## TEXT TO READ
I would guess the confusion arises because there are two different inversions happening. The first is what you experienced with the DDS -- the frequency span is the same but TUNING is inverted. That is mostly tradition as we ordinarily count going up in frequency as we turn the dial clockwise. In the case of the BITX40, if the VFO tunes from 4.7 MHz to 5 MHz, then the RF tunes from 7.3 MHz to 7.0 MHz. So to get a "proper" tuning we actually have to reverse or "invert" the VFO signal. That is what you have actually described in your rig.

The second type is much more subtle. If one thinks of sidebands, the USB extends lower audio frequencies from the carrier outward UP in frequency, and the LSB does the reverse, i.e., the higher audio frequencies are DOWN in frequency. Merely shifting the USB to the LSB area will invert the audio; now the upper audio frequencies are nearer the carrier and the lower ones further away. That is not the way we hear things.

## EXTRACTED RECORDS
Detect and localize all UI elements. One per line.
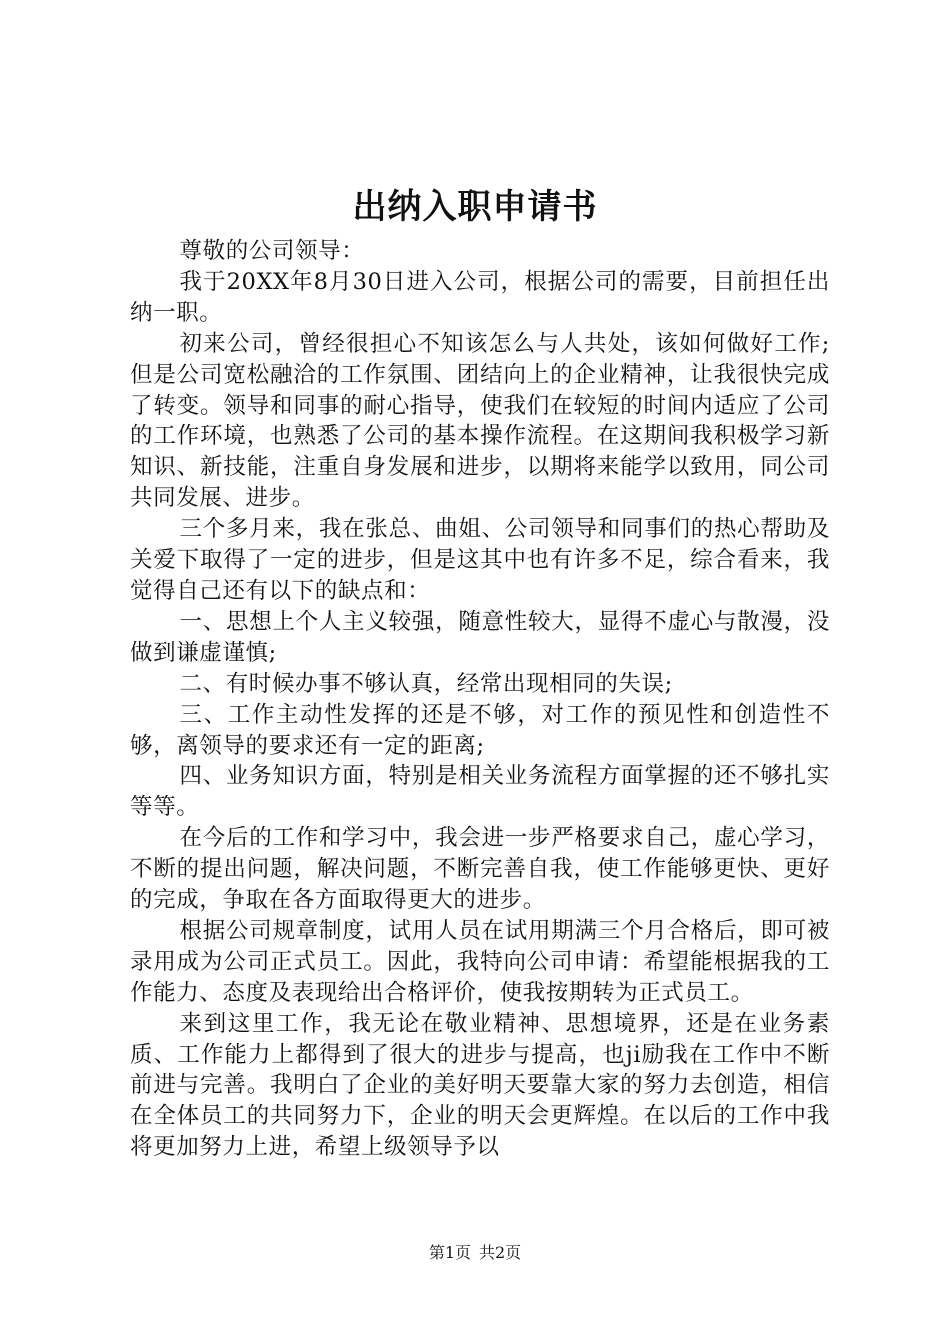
page-footer xyxy=(0,1241,950,1265)
paragraph-progress: 三个多月来，我在张总、曲姐、公司领导和同事们的热心帮助及关爱下取得了一定的进步，但是这其中也有许多不足，综合看来，我觉得自己还有以下的缺点和： xyxy=(130,516,830,604)
paragraph-adaptation: 初来公司，曾经很担心不知该怎么与人共处，该如何做好工作;但是公司宽松融洽的工作氛围、团结向上的企业精神，让我很快完成了转变。领导和同事的耐心指导，使我们在较短的时间内适应了公司的工作环境，也熟悉了公司的基本操作流程。在这期间我积极学习新知识、新技能，注重自身发展和进步，以期将来能学以致用，同公司共同发展、进步。 xyxy=(130,330,830,512)
paragraph-closing: 来到这里工作，我无论在敬业精神、思想境界，还是在业务素质、工作能力上都得到了很大的进步与提高，也ji励我在工作中不断前进与完善。我明白了企业的美好明天要靠大家的努力去创造，相信在全体员工的共同努力下，企业的明天会更辉煌。在以后的工作中我将更加努力上进，希望上级领导予以 xyxy=(130,1010,830,1161)
paragraph-future: 在今后的工作和学习中，我会进一步严格要求自己，虚心学习，不断的提出问题，解决问题，不断完善自我，使工作能够更快、更好的完成，争取在各方面取得更大的进步。 xyxy=(130,825,830,914)
salutation: 尊敬的公司领导： xyxy=(179,238,365,264)
shortcoming-item-1: 一、思想上个人主义较强，随意性较大，显得不虚心与散漫，没做到谦虚谨慎; xyxy=(130,608,830,666)
shortcoming-item-3: 三、工作主动性发挥的还是不够，对工作的预见性和创造性不够，离领导的要求还有一定的距离; xyxy=(130,701,830,759)
paragraph-request: 根据公司规章制度，试用人员在试用期满三个月合格后，即可被录用成为公司正式员工。因此，我特向公司申请：希望能根据我的工作能力、态度及表现给出合格评价，使我按期转为正式员工。 xyxy=(130,917,830,1006)
shortcoming-item-4: 四、业务知识方面，特别是相关业务流程方面掌握的还不够扎实等等。 xyxy=(130,763,830,821)
page-total: 共2页 xyxy=(479,1243,522,1262)
document-title: 出纳入职申请书 xyxy=(352,187,598,227)
paragraph-intro: 我于20XX年8月30日进入公司，根据公司的需要，目前担任出纳一职。 xyxy=(130,268,830,326)
shortcoming-item-2: 二、有时候办事不够认真，经常出现相同的失误; xyxy=(179,670,673,697)
document-body xyxy=(130,236,830,1163)
page-number: 第1页 xyxy=(428,1243,471,1262)
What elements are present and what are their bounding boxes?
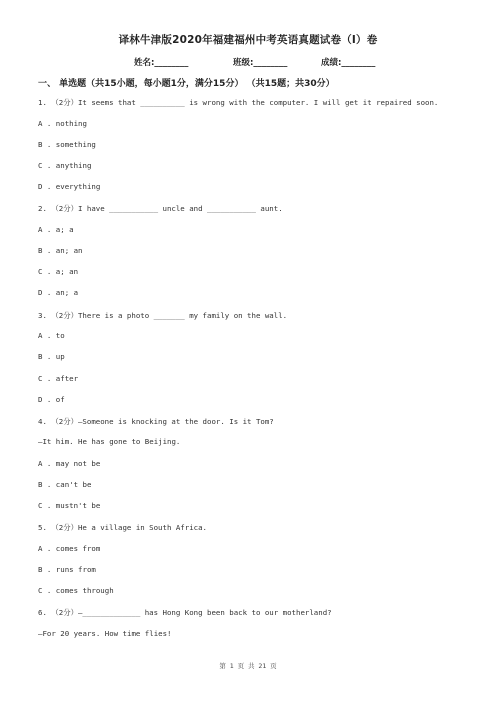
question-stem: 4. （2分）—Someone is knocking at the door. Is it Tom? <box>38 417 274 426</box>
answer-option: B . something <box>38 140 96 149</box>
answer-option: A . a; a <box>38 225 74 234</box>
page-footer: 第 1 页 共 21 页 <box>219 662 277 670</box>
answer-option: A . to <box>38 331 65 340</box>
section-heading: 一、 单选题（共15小题，每小题1分，满分15分） （共15题；共30分） <box>38 79 335 89</box>
answer-option: C . mustn't be <box>38 501 101 510</box>
answer-option: D . of <box>38 395 65 404</box>
answer-option: A . may not be <box>38 459 101 468</box>
question-stem: 1. （2分）It seems that __________ is wrong with the computer. I will get it repaired soon. <box>38 98 439 107</box>
answer-option: C . comes through <box>38 586 114 595</box>
answer-option: C . anything <box>38 161 92 170</box>
question-stem: 5. （2分）He a village in South Africa. <box>38 523 208 532</box>
score-field-label: 成绩:________ <box>321 58 376 68</box>
answer-option: D . everything <box>38 182 101 191</box>
question-stem: 6. （2分）—_____________ has Hong Kong been back to our motherland? <box>38 608 332 617</box>
answer-option: B . can't be <box>38 480 92 489</box>
answer-option: A . comes from <box>38 544 101 553</box>
question-stem-continuation: —It him. He has gone to Beijing. <box>38 437 181 446</box>
question-stem: 2. （2分）I have ___________ uncle and ___________ aunt. <box>38 204 283 213</box>
answer-option: C . after <box>38 374 79 383</box>
question-stem: 3. （2分）There is a photo _______ my family on the wall. <box>38 311 288 320</box>
answer-option: B . up <box>38 352 65 361</box>
question-stem-continuation: —For 20 years. How time flies! <box>38 629 172 638</box>
answer-option: D . an; a <box>38 288 79 297</box>
answer-option: B . runs from <box>38 565 96 574</box>
answer-option: A . nothing <box>38 119 87 128</box>
class-field-label: 班级:________ <box>233 58 288 68</box>
answer-option: C . a; an <box>38 267 79 276</box>
page-title: 译林牛津版2020年福建福州中考英语真题试卷（I）卷 <box>118 34 378 46</box>
name-field-label: 姓名:________ <box>134 58 189 68</box>
answer-option: B . an; an <box>38 246 83 255</box>
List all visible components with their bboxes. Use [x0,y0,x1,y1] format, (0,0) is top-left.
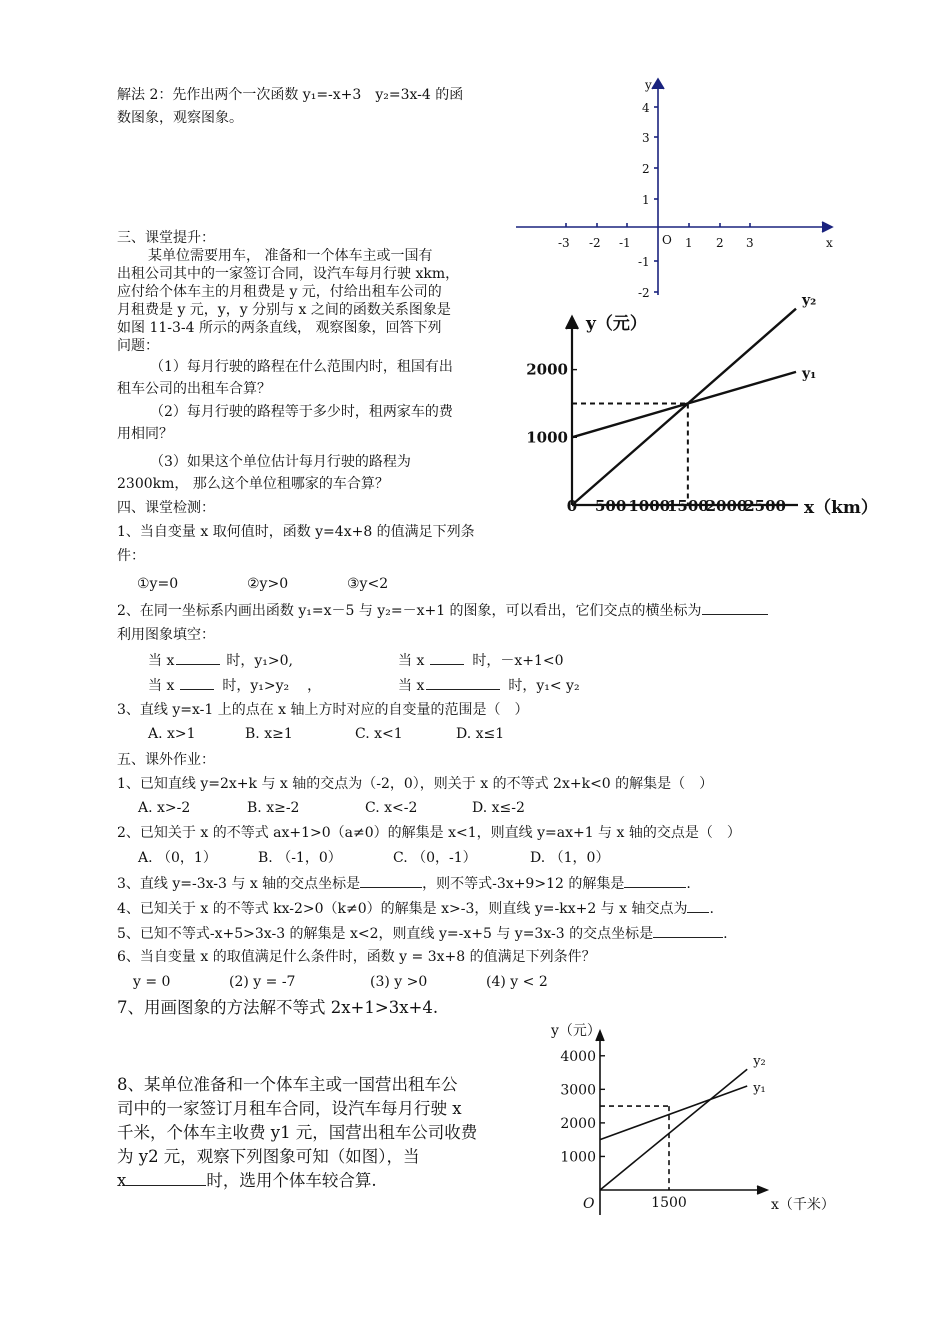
hw-1-opt: C. x<-2 [365,800,418,816]
coordinate-axes [500,75,850,305]
q3-line: （3）如果这个单位估计每月行驶的路程为 [150,454,411,470]
hw-8-line: 司中的一家签订月租车合同，设汽车每月行驶 x [117,1099,462,1118]
fill-row-1b [398,650,564,671]
rental-chart-2 [545,1015,855,1230]
s4-p1: 1、当自变量 x 取何值时，函数 y=4x+8 的值满足下列条 [117,524,475,540]
hw-1-opt: B. x≥-2 [247,800,300,816]
x-tick-label: 1000 [628,497,671,515]
section3-line: 应付给个体车主的月租费是 y 元，付给出租车公司的 [117,284,442,300]
s4-p3-opt: A. x>1 [148,726,196,742]
answer-blank[interactable] [126,1169,206,1186]
hw-text: 4、已知关于 x 的不等式 kx-2>0（k≠0）的解集是 x>-3，则直线 y=-kx+2 与 x 轴交点为 [117,901,688,917]
answer-blank[interactable] [176,650,220,665]
s4-p1-c1: ①y=0 [137,576,179,592]
x-tick: 1 [685,236,693,250]
axis-x-label: x [826,236,833,250]
hw-6-opt: y = 0 [133,974,171,990]
chart2-xlabel: x（千米） [771,1197,835,1213]
hw-7: 7、用画图象的方法解不等式 2x+1>3x+4. [117,998,439,1017]
y-tick-label: 2000 [560,1115,596,1132]
section3-line: 某单位需要用车， 准备和一个体车主或一国有 [148,248,433,264]
y-tick: 3 [642,131,650,145]
s4-p3-opt: C. x<1 [355,726,403,742]
answer-blank[interactable] [430,650,464,665]
y-tick-label: 1000 [560,1149,596,1166]
y-tick: 4 [642,101,650,115]
section3-line: 如图 11-3-4 所示的两条直线， 观察图象，回答下列 [117,320,442,336]
hw-2-opt: B. （-1，0） [258,850,342,866]
series-line-1 [572,309,796,505]
hw-6-opt: (4) y < 2 [486,974,548,990]
section5-title: 五、课外作业： [117,752,215,768]
hw-2: 2、已知关于 x 的不等式 ax+1>0（a≠0）的解集是 x<1，则直线 y=ax+1 与 x 轴的交点是（ ） [117,825,741,841]
hw-5 [117,923,728,944]
hw-8-line [117,1169,377,1193]
fill-text: 时，－x+1<0 [472,653,564,669]
series-label-1: y₂ [802,292,817,309]
answer-blank[interactable] [653,923,723,938]
x-tick: -1 [619,236,631,250]
y-tick-label: 4000 [560,1048,596,1065]
q1-line: （1）每月行驶的路程在什么范围内时，租国有出 [150,359,453,375]
s4-p1-c3: ③y<2 [347,576,389,592]
hw-6: 6、当自变量 x 的取值满足什么条件时，函数 y = 3x+8 的值满足下列条件？ [117,949,596,965]
axis-origin: O [662,233,672,247]
q1-line: 租车公司的出租车合算？ [117,381,271,397]
s4-p1-c2: ②y>0 [247,576,289,592]
q3-line: 2300km， 那么这个单位租哪家的车合算？ [117,476,389,492]
series-line-1 [600,1069,747,1190]
series-line-2 [572,372,796,437]
s4-p3: 3、直线 y=x-1 上的点在 x 轴上方时对应的自变量的范围是（ ） [117,702,529,718]
x-tick-label: 1500 [651,1195,687,1211]
hw-2-opt: A. （0，1） [138,850,217,866]
section3-line: 月租费是 y 元，y，y 分别与 x 之间的函数关系图象是 [117,302,451,318]
hw-text: . [723,926,728,942]
fill-text: 当 x [148,653,175,669]
x-tick: 2 [716,236,724,250]
s4-p3-opt: B. x≥1 [245,726,293,742]
chart2-origin: O [583,1196,595,1212]
y-tick-label: 2000 [526,360,568,379]
y-tick-label: 1000 [526,428,568,447]
answer-blank[interactable] [426,675,500,690]
chart2-ylabel: y（元） [551,1023,601,1039]
hw-1-opt: D. x≤-2 [472,800,525,816]
s4-p1: 件： [117,548,145,564]
hw-8-line: 为 y2 元，观察下列图象可知（如图），当 [117,1147,420,1166]
section3-title: 三、课堂提升： [117,230,215,246]
fill-text: 当 x [398,678,425,694]
x-tick-label: 2500 [744,497,786,515]
hw-text: 3、直线 y=-3x-3 与 x 轴的交点坐标是 [117,876,361,892]
answer-blank[interactable] [702,600,768,615]
x-tick: -2 [589,236,601,250]
hw-text: x [117,1171,127,1190]
hw-3 [117,873,691,894]
fill-row-2a [148,675,321,696]
x-tick-label: 1500 [666,497,709,515]
section4-title: 四、课堂检测： [117,500,215,516]
y-tick: -1 [638,255,650,269]
series-label-1: y₂ [753,1054,766,1070]
rental-chart-1 [520,292,890,520]
q2-line: 用相同？ [117,426,173,442]
fill-row-1a [148,650,293,671]
y-tick: 2 [642,162,650,176]
x-tick: -3 [558,236,570,250]
fill-text: 时，y₁< y₂ [508,678,580,694]
x-tick-label: 500 [594,497,627,515]
x-tick: 3 [746,236,754,250]
hw-1-opt: A. x>-2 [138,800,191,816]
method2-line2: 数图象，观察图象。 [117,110,243,126]
hw-2-opt: D. （1，0） [530,850,610,866]
series-label-2: y₁ [753,1080,766,1096]
answer-blank[interactable] [360,873,422,888]
hw-text: . [686,876,691,892]
series-label-2: y₁ [802,365,817,382]
hw-text: 时，选用个体车较合算. [206,1171,377,1190]
s4-p3-opt: D. x≤1 [456,726,505,742]
hw-8-line: 8、某单位准备和一个体车主或一国营出租车公 [117,1075,458,1094]
answer-blank[interactable] [687,898,709,913]
fill-text: 当 x [148,678,175,694]
s4-p2b: 利用图象填空： [117,627,215,643]
hw-8-line: 千米，个体车主收费 y1 元，国营出租车公司收费 [117,1123,478,1142]
hw-6-opt: (3) y >0 [370,974,428,990]
y-tick: -2 [638,286,650,300]
method2-line1: 解法 2：先作出两个一次函数 y₁=-x+3 y₂=3x-4 的函 [117,87,464,103]
section3-line: 问题： [117,338,159,354]
s4-p2-text: 2、在同一坐标系内画出函数 y₁=x－5 与 y₂=－x+1 的图象，可以看出，它们交点的横坐标为 [117,603,702,619]
section3-line: 出租公司其中的一家签订合同，设汽车每月行驶 xkm， [117,266,460,282]
answer-blank[interactable] [624,873,686,888]
fill-text: ， [307,678,322,694]
hw-2-opt: C. （0，-1） [393,850,477,866]
x-tick-label: 0 [566,497,578,515]
hw-4 [117,898,714,919]
hw-6-opt: (2) y = -7 [229,974,296,990]
x-tick-label: 2000 [705,497,748,515]
chart1-ylabel: y（元） [586,314,647,334]
fill-text: 时，y₁>y₂ [222,678,290,694]
fill-text: 当 x [398,653,425,669]
y-tick: 1 [642,193,650,207]
q2-line: （2）每月行驶的路程等于多少时，租两家车的费 [150,404,453,420]
hw-text: . [709,901,714,917]
y-tick-label: 3000 [560,1082,596,1099]
series-line-2 [600,1086,747,1140]
hw-text: 5、已知不等式-x+5>3x-3 的解集是 x<2，则直线 y=-x+5 与 y=3x-3 的交点坐标是 [117,926,654,942]
fill-row-2b [398,675,580,696]
chart1-xlabel: x（km） [804,498,878,518]
s4-p2 [117,600,768,621]
axis-y-label: y [645,78,652,92]
answer-blank[interactable] [180,675,214,690]
hw-text: ，则不等式-3x+9>12 的解集是 [422,876,625,892]
fill-text: 时，y₁>0, [226,653,293,669]
hw-1: 1、已知直线 y=2x+k 与 x 轴的交点为（-2，0），则关于 x 的不等式 2x+k<0 的解集是（ ） [117,776,714,792]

## AIM OF THE TASK
Retype the post on tuning and sideband inversion in full, word for word. The rows have nothing to do with the post on tuning and sideband inversion.

## EXPECTED ANSWER
I would guess the confusion arises because there are two different inversions happening. The first is what you experienced with the DDS -- the frequency span is the same but TUNING is inverted. That is mostly tradition as we ordinarily count going up in frequency as we turn the dial clockwise. In the case of the BITX40, if the VFO tunes from 4.7 MHz to 5 MHz, then the RF tunes from 7.3 MHz to 7.0 MHz. So to get a "proper" tuning we actually have to reverse or "invert" the VFO signal. That is what you have actually described in your rig.

The second type is much more subtle. If one thinks of sidebands, the USB extends lower audio frequencies from the carrier outward UP in frequency, and the LSB does the reverse, i.e., the higher audio frequencies are DOWN in frequency. Merely shifting the USB to the LSB area will invert the audio; now the upper audio frequencies are nearer the carrier and the lower ones further away. That is not the way we hear things.